— WHAT THIS TASK INVOLVES —
Please format the data as a Markdown table with the columns Row and Entry, starting at the line that contains "x-tick-label: 220: [814, 584, 842, 597]" and ending at the line that contains "annotation: 127: [480, 344, 507, 357]". Put each line in its own numbered row, include both end lines, and leave out blank lines.

— Start DATASET RECORDS —

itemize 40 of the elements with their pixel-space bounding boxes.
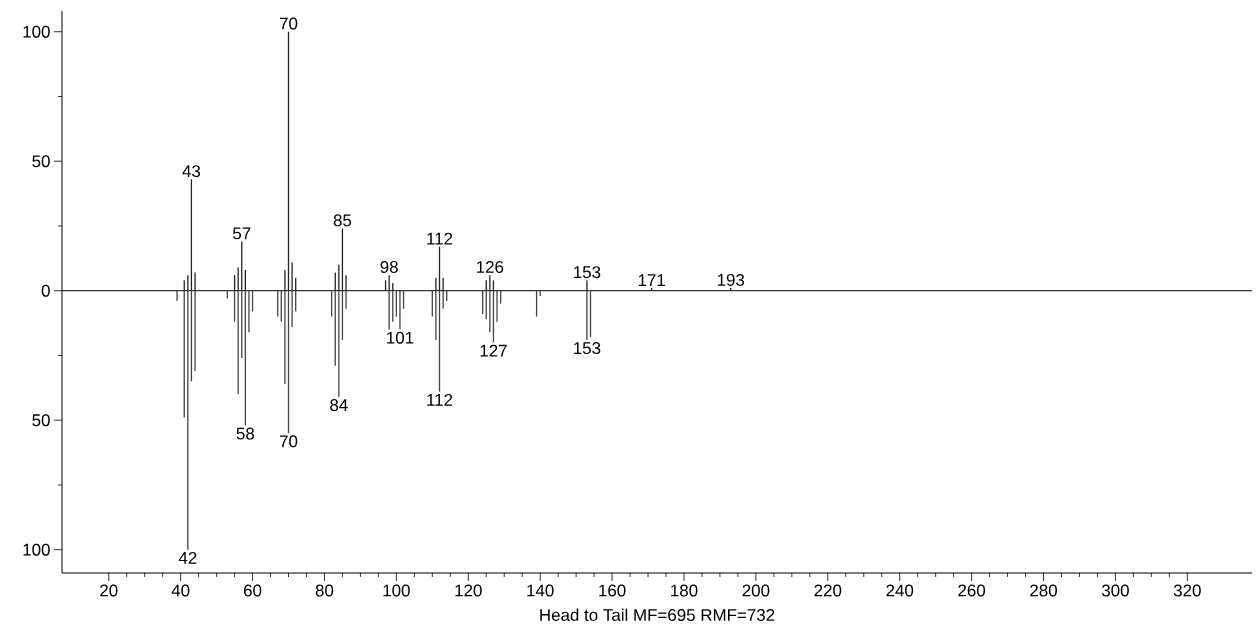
x-tick-label: 220: [814, 584, 842, 597]
x-tick-label: 280: [1030, 584, 1057, 597]
annotation: 98: [380, 260, 398, 273]
annotation: 58: [236, 427, 255, 440]
annotation: 171: [638, 274, 665, 286]
y-tick-label: 100: [23, 543, 50, 556]
y-tick-label: 0: [41, 284, 50, 297]
annotation: 70: [279, 435, 298, 448]
x-tick-label: 200: [742, 584, 770, 597]
annotation: 85: [333, 214, 352, 227]
annotation: 153: [574, 266, 601, 279]
x-tick-label: 300: [1101, 584, 1129, 597]
x-tick-label: 20: [100, 584, 118, 597]
annotation: 101: [387, 331, 414, 344]
x-tick-label: 320: [1173, 584, 1201, 597]
x-tick-label: 120: [455, 584, 482, 597]
annotation: 57: [233, 227, 251, 240]
x-tick-label: 80: [315, 584, 334, 597]
x-tick-label: 240: [886, 584, 914, 597]
annotation: 193: [717, 273, 745, 286]
x-tick-label: 260: [958, 584, 986, 597]
x-tick-label: 60: [243, 584, 262, 597]
x-tick-label: 100: [383, 584, 410, 597]
annotation: 112: [427, 393, 453, 406]
text: Head to Tail MF=695 RMF=732: [540, 608, 775, 621]
y-tick-label: 50: [32, 155, 50, 168]
x-tick-label: 40: [171, 584, 190, 597]
x-tick-label: 160: [599, 584, 626, 597]
annotation: 127: [480, 344, 507, 357]
annotation: 42: [178, 551, 197, 564]
annotation: 43: [182, 165, 201, 178]
x-tick-label: 180: [671, 584, 698, 597]
x-tick-label: 140: [527, 584, 554, 597]
y-tick-label: 50: [32, 414, 50, 427]
annotation: 84: [330, 399, 348, 412]
annotation: 126: [477, 260, 504, 273]
annotation: 70: [279, 17, 298, 30]
y-tick-label: 100: [23, 25, 50, 38]
annotation: 112: [427, 232, 453, 245]
annotation: 153: [574, 342, 601, 355]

— End DATASET RECORDS —

— THE REPLY —
| Row | Entry |
|---|---|
| 1 | x-tick-label: 220: [814, 584, 842, 597] |
| 2 | x-tick-label: 280: [1030, 584, 1057, 597] |
| 3 | annotation: 98: [380, 260, 398, 273] |
| 4 | annotation: 58: [236, 427, 255, 440] |
| 5 | annotation: 171: [638, 274, 665, 286] |
| 6 | y-tick-label: 100: [23, 543, 50, 556] |
| 7 | y-tick-label: 0: [41, 284, 50, 297] |
| 8 | annotation: 70: [279, 435, 298, 448] |
| 9 | x-tick-label: 200: [742, 584, 770, 597] |
| 10 | annotation: 85: [333, 214, 352, 227] |
| 11 | annotation: 153: [574, 266, 601, 279] |
| 12 | x-tick-label: 300: [1101, 584, 1129, 597] |
| 13 | x-tick-label: 20: [100, 584, 118, 597] |
| 14 | annotation: 101: [387, 331, 414, 344] |
| 15 | x-tick-label: 320: [1173, 584, 1201, 597] |
| 16 | x-tick-label: 120: [455, 584, 482, 597] |
| 17 | annotation: 57: [233, 227, 251, 240] |
| 18 | x-tick-label: 80: [315, 584, 334, 597] |
| 19 | x-tick-label: 240: [886, 584, 914, 597] |
| 20 | annotation: 193: [717, 273, 745, 286] |
| 21 | x-tick-label: 260: [958, 584, 986, 597] |
| 22 | x-tick-label: 60: [243, 584, 262, 597] |
| 23 | x-tick-label: 100: [383, 584, 410, 597] |
| 24 | annotation: 112: [427, 393, 453, 406] |
| 25 | text: Head to Tail MF=695 RMF=732: [540, 608, 775, 621] |
| 26 | y-tick-label: 50: [32, 155, 50, 168] |
| 27 | x-tick-label: 40: [171, 584, 190, 597] |
| 28 | x-tick-label: 160: [599, 584, 626, 597] |
| 29 | annotation: 127: [480, 344, 507, 357] |